▸ RECORDED DATA
═══
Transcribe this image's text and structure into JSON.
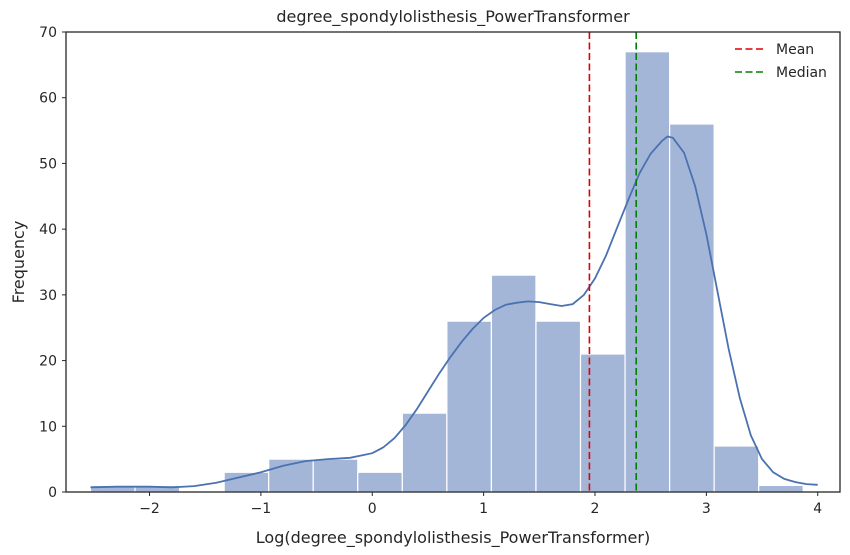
{
  "chart_data": {
    "type": "histogram",
    "title": "degree_spondylolisthesis_PowerTransformer",
    "xlabel": "Log(degree_spondylolisthesis_PowerTransformer)",
    "ylabel": "Frequency",
    "xlim": [
      -2.75,
      4.2
    ],
    "ylim": [
      0,
      70
    ],
    "xticks": [
      -2,
      -1,
      0,
      1,
      2,
      3,
      4
    ],
    "xtick_labels": [
      "−2",
      "−1",
      "0",
      "1",
      "2",
      "3",
      "4"
    ],
    "yticks": [
      0,
      10,
      20,
      30,
      40,
      50,
      60,
      70
    ],
    "bins": [
      {
        "x0": -2.53,
        "x1": -2.13,
        "count": 1
      },
      {
        "x0": -2.13,
        "x1": -1.73,
        "count": 1
      },
      {
        "x0": -1.73,
        "x1": -1.33,
        "count": 0
      },
      {
        "x0": -1.33,
        "x1": -0.93,
        "count": 3
      },
      {
        "x0": -0.93,
        "x1": -0.53,
        "count": 5
      },
      {
        "x0": -0.53,
        "x1": -0.13,
        "count": 5
      },
      {
        "x0": -0.13,
        "x1": 0.27,
        "count": 3
      },
      {
        "x0": 0.27,
        "x1": 0.67,
        "count": 12
      },
      {
        "x0": 0.67,
        "x1": 1.07,
        "count": 26
      },
      {
        "x0": 1.07,
        "x1": 1.47,
        "count": 33
      },
      {
        "x0": 1.47,
        "x1": 1.87,
        "count": 26
      },
      {
        "x0": 1.87,
        "x1": 2.27,
        "count": 21
      },
      {
        "x0": 2.27,
        "x1": 2.67,
        "count": 67
      },
      {
        "x0": 2.67,
        "x1": 3.07,
        "count": 56
      },
      {
        "x0": 3.07,
        "x1": 3.47,
        "count": 7
      },
      {
        "x0": 3.47,
        "x1": 3.87,
        "count": 1
      }
    ],
    "kde": [
      [
        -2.53,
        0.7
      ],
      [
        -2.3,
        0.8
      ],
      [
        -2.0,
        0.8
      ],
      [
        -1.8,
        0.7
      ],
      [
        -1.6,
        0.9
      ],
      [
        -1.4,
        1.4
      ],
      [
        -1.2,
        2.2
      ],
      [
        -1.0,
        3.0
      ],
      [
        -0.8,
        4.0
      ],
      [
        -0.6,
        4.7
      ],
      [
        -0.4,
        5.0
      ],
      [
        -0.2,
        5.2
      ],
      [
        0.0,
        5.9
      ],
      [
        0.1,
        6.8
      ],
      [
        0.2,
        8.2
      ],
      [
        0.3,
        10.2
      ],
      [
        0.4,
        12.6
      ],
      [
        0.5,
        15.3
      ],
      [
        0.6,
        18.0
      ],
      [
        0.7,
        20.5
      ],
      [
        0.8,
        22.8
      ],
      [
        0.9,
        24.8
      ],
      [
        1.0,
        26.5
      ],
      [
        1.1,
        27.7
      ],
      [
        1.2,
        28.5
      ],
      [
        1.3,
        28.8
      ],
      [
        1.4,
        29.0
      ],
      [
        1.5,
        28.9
      ],
      [
        1.6,
        28.6
      ],
      [
        1.7,
        28.3
      ],
      [
        1.8,
        28.6
      ],
      [
        1.9,
        30.0
      ],
      [
        2.0,
        32.5
      ],
      [
        2.1,
        36.0
      ],
      [
        2.2,
        40.3
      ],
      [
        2.3,
        44.5
      ],
      [
        2.4,
        48.5
      ],
      [
        2.5,
        51.5
      ],
      [
        2.6,
        53.4
      ],
      [
        2.65,
        54.1
      ],
      [
        2.7,
        53.9
      ],
      [
        2.8,
        51.6
      ],
      [
        2.9,
        46.5
      ],
      [
        3.0,
        39.2
      ],
      [
        3.1,
        30.5
      ],
      [
        3.2,
        21.8
      ],
      [
        3.3,
        14.3
      ],
      [
        3.4,
        8.6
      ],
      [
        3.5,
        5.0
      ],
      [
        3.6,
        3.0
      ],
      [
        3.7,
        2.0
      ],
      [
        3.8,
        1.5
      ],
      [
        3.9,
        1.2
      ],
      [
        4.0,
        1.1
      ]
    ],
    "mean": 1.95,
    "median": 2.37,
    "legend": {
      "position": "top-right",
      "entries": [
        {
          "label": "Mean",
          "color": "#e00000",
          "style": "dashed"
        },
        {
          "label": "Median",
          "color": "#008000",
          "style": "dashed"
        }
      ]
    },
    "colors": {
      "bar_fill": "#a4b6d8",
      "bar_edge": "#ffffff",
      "kde_line": "#4a72b0",
      "mean_line": "#e00000",
      "median_line": "#008000",
      "axes_edge": "#262626"
    },
    "grid": false
  }
}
═══
▸ OBJECTIVE
All the lines above are to be reproduced exactly, except the pictures.

▸ WRITTEN REPLY
Transcribe this image's text and structure into JSON.
{
  "chart_data": {
    "type": "histogram",
    "title": "degree_spondylolisthesis_PowerTransformer",
    "xlabel": "Log(degree_spondylolisthesis_PowerTransformer)",
    "ylabel": "Frequency",
    "xlim": [
      -2.75,
      4.2
    ],
    "ylim": [
      0,
      70
    ],
    "xticks": [
      -2,
      -1,
      0,
      1,
      2,
      3,
      4
    ],
    "xtick_labels": [
      "−2",
      "−1",
      "0",
      "1",
      "2",
      "3",
      "4"
    ],
    "yticks": [
      0,
      10,
      20,
      30,
      40,
      50,
      60,
      70
    ],
    "bins": [
      {
        "x0": -2.53,
        "x1": -2.13,
        "count": 1
      },
      {
        "x0": -2.13,
        "x1": -1.73,
        "count": 1
      },
      {
        "x0": -1.73,
        "x1": -1.33,
        "count": 0
      },
      {
        "x0": -1.33,
        "x1": -0.93,
        "count": 3
      },
      {
        "x0": -0.93,
        "x1": -0.53,
        "count": 5
      },
      {
        "x0": -0.53,
        "x1": -0.13,
        "count": 5
      },
      {
        "x0": -0.13,
        "x1": 0.27,
        "count": 3
      },
      {
        "x0": 0.27,
        "x1": 0.67,
        "count": 12
      },
      {
        "x0": 0.67,
        "x1": 1.07,
        "count": 26
      },
      {
        "x0": 1.07,
        "x1": 1.47,
        "count": 33
      },
      {
        "x0": 1.47,
        "x1": 1.87,
        "count": 26
      },
      {
        "x0": 1.87,
        "x1": 2.27,
        "count": 21
      },
      {
        "x0": 2.27,
        "x1": 2.67,
        "count": 67
      },
      {
        "x0": 2.67,
        "x1": 3.07,
        "count": 56
      },
      {
        "x0": 3.07,
        "x1": 3.47,
        "count": 7
      },
      {
        "x0": 3.47,
        "x1": 3.87,
        "count": 1
      }
    ],
    "kde": [
      [
        -2.53,
        0.7
      ],
      [
        -2.3,
        0.8
      ],
      [
        -2.0,
        0.8
      ],
      [
        -1.8,
        0.7
      ],
      [
        -1.6,
        0.9
      ],
      [
        -1.4,
        1.4
      ],
      [
        -1.2,
        2.2
      ],
      [
        -1.0,
        3.0
      ],
      [
        -0.8,
        4.0
      ],
      [
        -0.6,
        4.7
      ],
      [
        -0.4,
        5.0
      ],
      [
        -0.2,
        5.2
      ],
      [
        0.0,
        5.9
      ],
      [
        0.1,
        6.8
      ],
      [
        0.2,
        8.2
      ],
      [
        0.3,
        10.2
      ],
      [
        0.4,
        12.6
      ],
      [
        0.5,
        15.3
      ],
      [
        0.6,
        18.0
      ],
      [
        0.7,
        20.5
      ],
      [
        0.8,
        22.8
      ],
      [
        0.9,
        24.8
      ],
      [
        1.0,
        26.5
      ],
      [
        1.1,
        27.7
      ],
      [
        1.2,
        28.5
      ],
      [
        1.3,
        28.8
      ],
      [
        1.4,
        29.0
      ],
      [
        1.5,
        28.9
      ],
      [
        1.6,
        28.6
      ],
      [
        1.7,
        28.3
      ],
      [
        1.8,
        28.6
      ],
      [
        1.9,
        30.0
      ],
      [
        2.0,
        32.5
      ],
      [
        2.1,
        36.0
      ],
      [
        2.2,
        40.3
      ],
      [
        2.3,
        44.5
      ],
      [
        2.4,
        48.5
      ],
      [
        2.5,
        51.5
      ],
      [
        2.6,
        53.4
      ],
      [
        2.65,
        54.1
      ],
      [
        2.7,
        53.9
      ],
      [
        2.8,
        51.6
      ],
      [
        2.9,
        46.5
      ],
      [
        3.0,
        39.2
      ],
      [
        3.1,
        30.5
      ],
      [
        3.2,
        21.8
      ],
      [
        3.3,
        14.3
      ],
      [
        3.4,
        8.6
      ],
      [
        3.5,
        5.0
      ],
      [
        3.6,
        3.0
      ],
      [
        3.7,
        2.0
      ],
      [
        3.8,
        1.5
      ],
      [
        3.9,
        1.2
      ],
      [
        4.0,
        1.1
      ]
    ],
    "mean": 1.95,
    "median": 2.37,
    "legend": {
      "position": "top-right",
      "entries": [
        {
          "label": "Mean",
          "color": "#e00000",
          "style": "dashed"
        },
        {
          "label": "Median",
          "color": "#008000",
          "style": "dashed"
        }
      ]
    },
    "colors": {
      "bar_fill": "#a4b6d8",
      "bar_edge": "#ffffff",
      "kde_line": "#4a72b0",
      "mean_line": "#e00000",
      "median_line": "#008000",
      "axes_edge": "#262626"
    },
    "grid": false
  }
}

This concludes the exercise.